Find all lines in the records that include the word "ابلاغ", and copy them out.

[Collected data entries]
╔══

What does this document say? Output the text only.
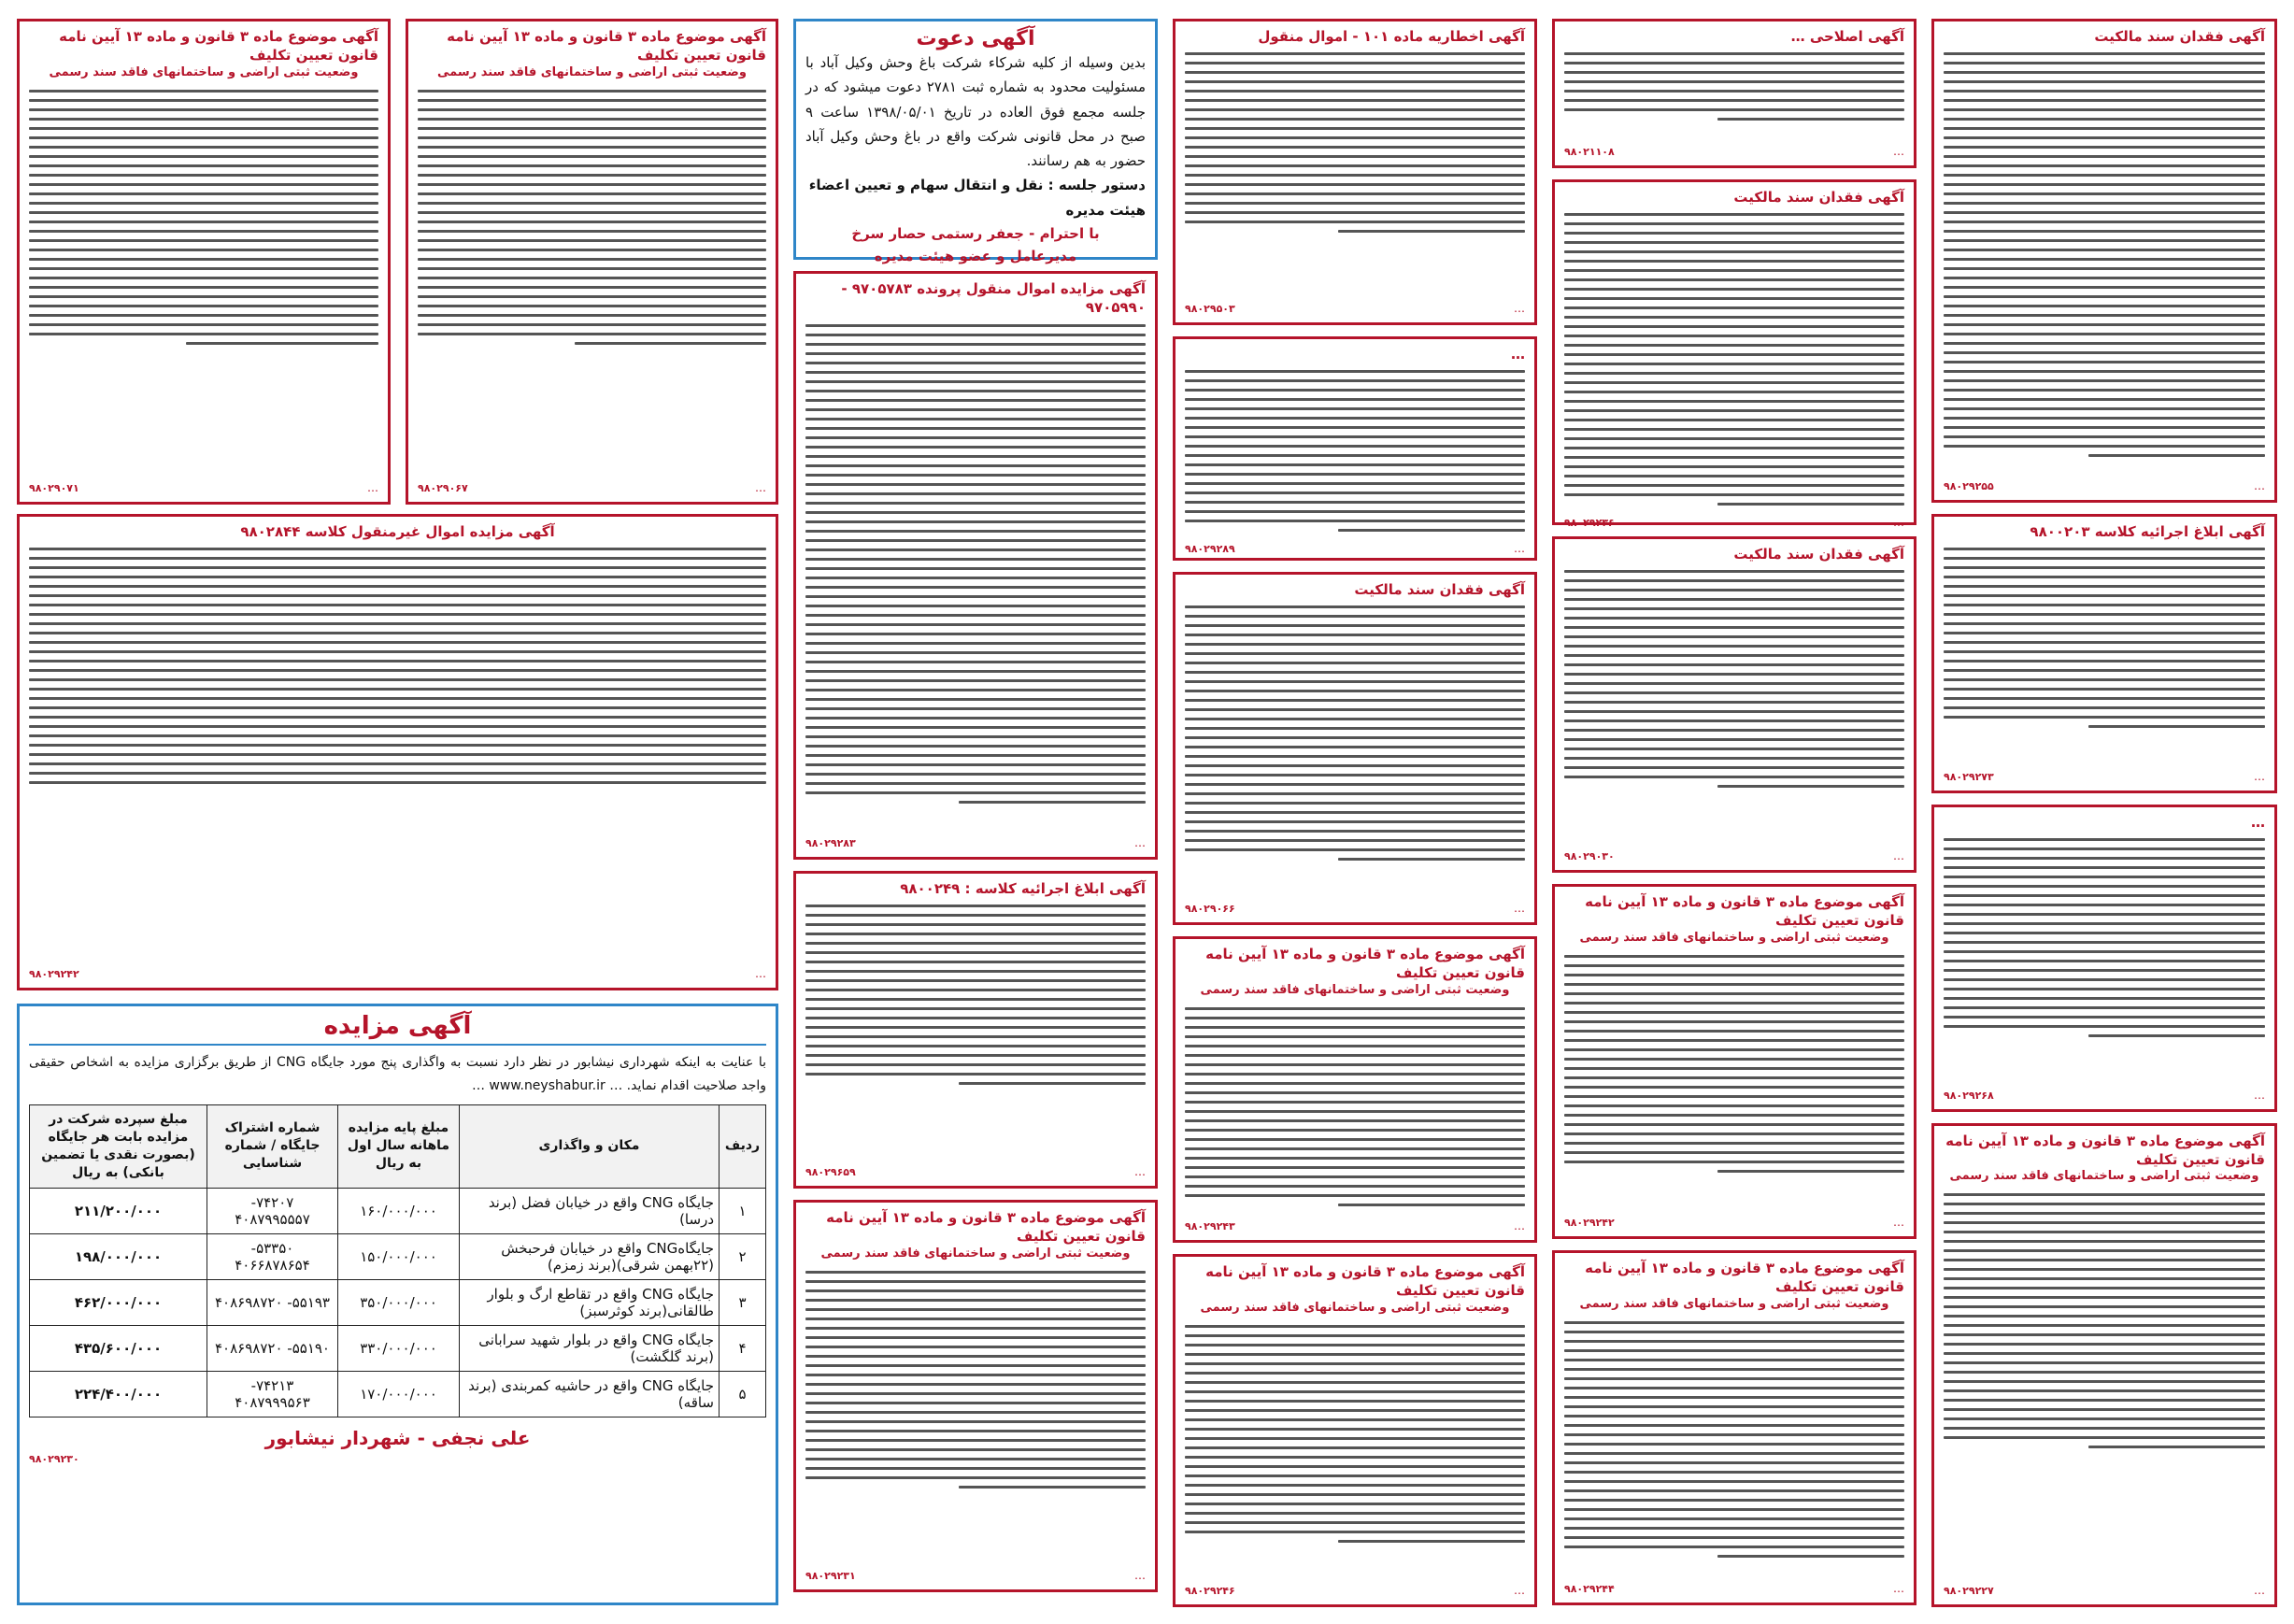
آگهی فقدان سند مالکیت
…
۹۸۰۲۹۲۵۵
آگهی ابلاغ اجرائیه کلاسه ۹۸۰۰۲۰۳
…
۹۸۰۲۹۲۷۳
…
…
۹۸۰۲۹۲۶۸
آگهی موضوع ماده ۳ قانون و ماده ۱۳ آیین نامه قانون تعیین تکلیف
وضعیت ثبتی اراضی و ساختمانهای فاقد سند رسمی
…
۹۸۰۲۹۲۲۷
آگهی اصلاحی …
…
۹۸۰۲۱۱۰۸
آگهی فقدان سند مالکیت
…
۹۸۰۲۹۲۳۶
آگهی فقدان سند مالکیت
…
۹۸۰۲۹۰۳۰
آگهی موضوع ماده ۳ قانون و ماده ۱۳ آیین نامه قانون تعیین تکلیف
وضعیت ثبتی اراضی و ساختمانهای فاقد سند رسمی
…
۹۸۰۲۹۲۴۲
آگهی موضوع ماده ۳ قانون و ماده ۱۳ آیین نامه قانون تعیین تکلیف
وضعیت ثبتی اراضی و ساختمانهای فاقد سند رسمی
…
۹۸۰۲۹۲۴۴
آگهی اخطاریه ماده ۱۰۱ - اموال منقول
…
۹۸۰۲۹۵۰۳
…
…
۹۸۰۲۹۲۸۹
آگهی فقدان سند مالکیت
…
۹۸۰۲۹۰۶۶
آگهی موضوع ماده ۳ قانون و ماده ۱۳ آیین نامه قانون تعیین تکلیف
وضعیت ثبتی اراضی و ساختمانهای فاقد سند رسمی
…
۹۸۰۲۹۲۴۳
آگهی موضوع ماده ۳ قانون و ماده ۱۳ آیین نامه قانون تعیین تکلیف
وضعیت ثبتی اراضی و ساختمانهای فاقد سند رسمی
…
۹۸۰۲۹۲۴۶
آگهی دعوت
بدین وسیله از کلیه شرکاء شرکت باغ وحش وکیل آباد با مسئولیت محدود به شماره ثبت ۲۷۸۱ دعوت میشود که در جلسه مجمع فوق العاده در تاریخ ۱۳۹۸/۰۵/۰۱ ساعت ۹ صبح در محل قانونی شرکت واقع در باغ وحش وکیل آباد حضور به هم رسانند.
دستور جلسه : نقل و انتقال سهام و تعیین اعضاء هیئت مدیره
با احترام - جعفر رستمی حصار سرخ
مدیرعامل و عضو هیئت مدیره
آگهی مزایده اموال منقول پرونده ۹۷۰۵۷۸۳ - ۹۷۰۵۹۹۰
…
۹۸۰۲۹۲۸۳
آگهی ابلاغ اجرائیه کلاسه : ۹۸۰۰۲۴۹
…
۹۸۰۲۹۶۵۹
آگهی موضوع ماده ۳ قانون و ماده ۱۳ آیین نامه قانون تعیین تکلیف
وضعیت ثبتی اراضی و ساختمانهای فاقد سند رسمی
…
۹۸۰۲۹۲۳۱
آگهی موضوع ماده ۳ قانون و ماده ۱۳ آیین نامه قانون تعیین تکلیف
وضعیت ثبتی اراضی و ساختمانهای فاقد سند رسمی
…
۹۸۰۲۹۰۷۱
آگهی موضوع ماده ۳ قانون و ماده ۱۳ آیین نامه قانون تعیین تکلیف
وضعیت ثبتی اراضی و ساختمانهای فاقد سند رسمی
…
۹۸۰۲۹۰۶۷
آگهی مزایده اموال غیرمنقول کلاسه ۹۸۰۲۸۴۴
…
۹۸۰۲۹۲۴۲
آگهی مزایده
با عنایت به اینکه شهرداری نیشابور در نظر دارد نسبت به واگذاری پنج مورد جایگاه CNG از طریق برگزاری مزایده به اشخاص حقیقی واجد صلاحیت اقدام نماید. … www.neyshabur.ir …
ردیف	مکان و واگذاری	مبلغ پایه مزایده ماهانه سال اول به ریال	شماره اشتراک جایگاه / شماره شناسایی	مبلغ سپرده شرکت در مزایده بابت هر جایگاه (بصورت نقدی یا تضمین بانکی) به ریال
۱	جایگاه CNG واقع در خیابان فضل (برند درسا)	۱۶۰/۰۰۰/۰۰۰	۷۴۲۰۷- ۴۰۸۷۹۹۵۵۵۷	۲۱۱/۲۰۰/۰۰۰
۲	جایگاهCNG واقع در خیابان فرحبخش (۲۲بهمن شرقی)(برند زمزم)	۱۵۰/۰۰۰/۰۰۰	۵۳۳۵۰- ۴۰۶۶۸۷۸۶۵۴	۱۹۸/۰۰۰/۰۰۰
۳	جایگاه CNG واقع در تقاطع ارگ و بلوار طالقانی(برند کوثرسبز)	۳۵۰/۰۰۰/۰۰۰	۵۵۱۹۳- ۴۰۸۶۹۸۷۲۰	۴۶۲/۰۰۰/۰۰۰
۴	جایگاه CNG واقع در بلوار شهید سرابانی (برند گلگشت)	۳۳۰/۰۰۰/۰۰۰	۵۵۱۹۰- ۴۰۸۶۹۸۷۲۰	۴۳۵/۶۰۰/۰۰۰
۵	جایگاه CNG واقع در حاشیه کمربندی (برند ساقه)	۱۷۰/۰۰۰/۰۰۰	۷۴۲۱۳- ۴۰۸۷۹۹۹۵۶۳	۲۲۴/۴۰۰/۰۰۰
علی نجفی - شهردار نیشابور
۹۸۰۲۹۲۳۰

╚══

ANSWER FOR THE TASK —
آگهی ابلاغ اجرائیه کلاسه ۹۸۰۰۲۰۳
آگهی ابلاغ اجرائیه کلاسه : ۹۸۰۰۲۴۹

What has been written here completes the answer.